◆ **やることリスト**:
1) 提供された文章のうち、「旅行と読書が趣味。旅行先で訪ねた図書館の紹介などを綴っていきます。」から「車で行きやすい、大宮のちょっと手前の与野あたりに行くことにしました。」までを一字も変えずにすべて書き出してください。
2) 提供された文章にある「さいたま市には現在、分館も含め25もの図書館があるようです。」という一文を英語に訳してください。
3) 提供された文章について、次の問いに答えてください。
(a) 今回訪れた与野南図書館は、何月から営業を再開しましたか。
(b) 不安定な天気のために諦めた移動手段は何ですか。
(c) 富士見市の人口と図書館の数はそれぞれいくつですか。

◆ **提供された文章**:
* * * * * * *
図書と旅

旅行と読書が趣味。旅行先で訪ねた図書館の紹介などを綴っていきます。

さいたま市立与野南図書館(埼玉県)

新型コロナによる外出自粛が続いたため、もう長いこと大きな街に出ていません。
よく考えると自粛以前に、今年に入ってからろくに行っていないかも。
賑わいに飢えてきました。

一応まだ県外移動は自粛の要請が出ているので、
今週末は久しぶりに、バイクで県下一の繁華街、大宮にでも行こうかと計画しておりました。
しかし、あいにく不安定な天気が続くのでバイクは諦め、
車で行きやすい、大宮のちょっと手前の与野あたりに行くことにしました。

というわけで今回選んだのは、6月から営業再開した、さいたま市立の与野南図書館。

さいたま市には現在、分館も含め25もの図書館があるようです。
かなりの数に感じますが、120万超という人口を考えれば、特別に多いわけでもなさそう。
人口比なら、4万人弱で2館の三芳町や、10万人で4館の富士見市の方が上です。

この25館の内、私が行ったことがあるのは1/4ほど。
都会ゆえに駐車場が無い所も多いので、駐車場があり且つ目的地方面という条件で選んだ
与野南図書館は、この日が初訪問です。
* * * * * * *
◆ **表示情報**:
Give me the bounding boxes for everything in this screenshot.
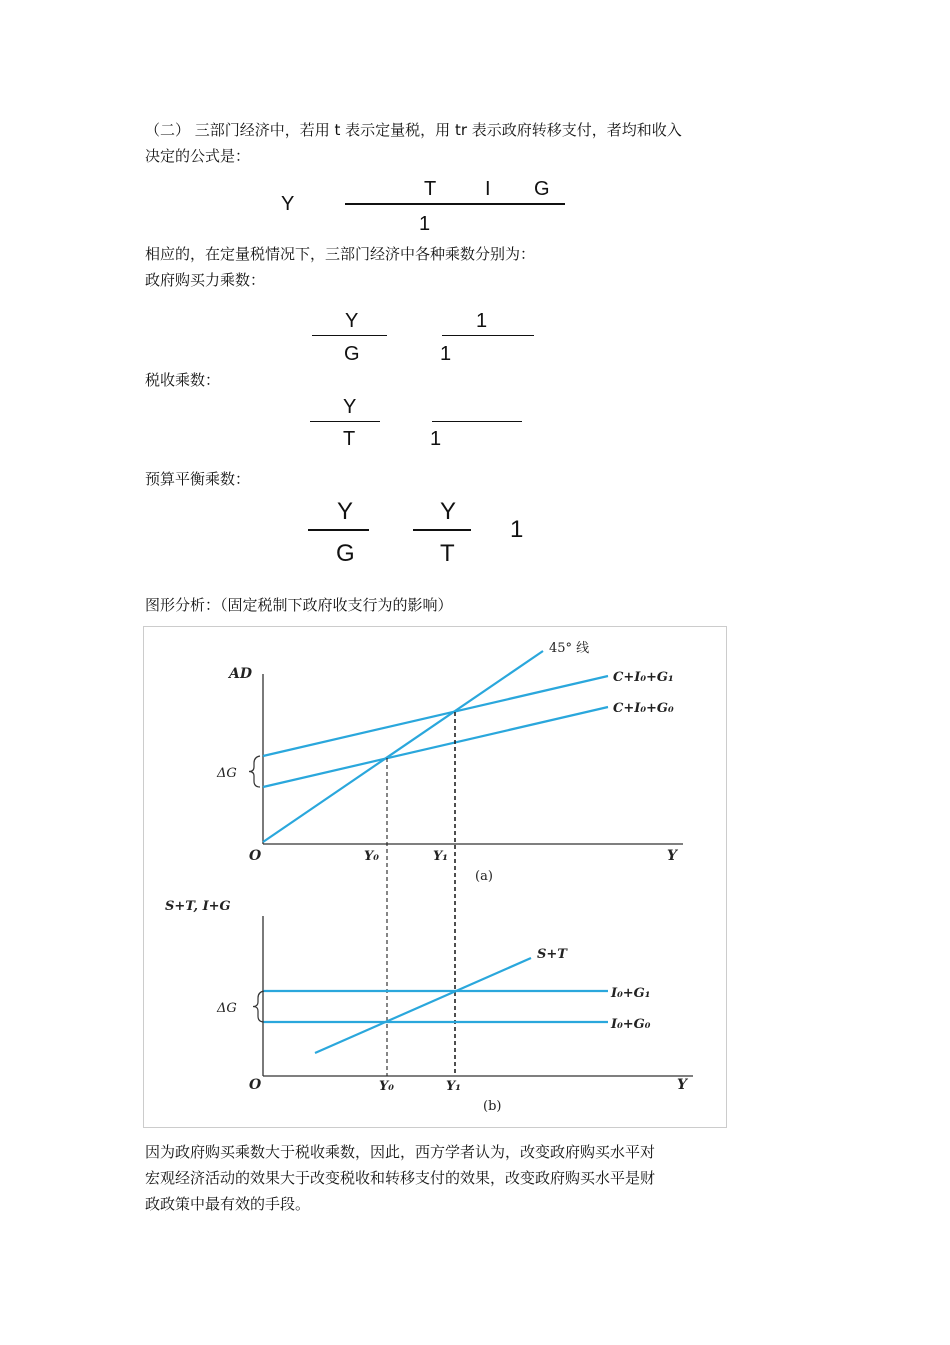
* * * * * * *
◆ **記述回答**:
1)
旅行と読書が趣味。旅行先で訪ねた図書館の紹介などを綴っていきます。

さいたま市立与野南図書館(埼玉県)

新型コロナによる外出自粛が続いたため、もう長いこと大きな街に出ていません。
よく考えると自粛以前に、今年に入ってからろくに行っていないかも。
賑わいに飢えてきました。

一応まだ県外移動は自粛の要請が出ているので、
今週末は久しぶりに、バイクで県下一の繁華街、大宮にでも行こうかと計画しておりました。
しかし、あいにく不安定な天気が続くのでバイクは諦め、
車で行きやすい、大宮のちょっと手前の与野あたりに行くことにしました。

2) Saitama City currently appears to have as many as 25 libraries, including branch libraries.

3)
(a) 6月から営業を再開しました。
(b) バイクです。
(c) 人口は10万人、図書館は4館です。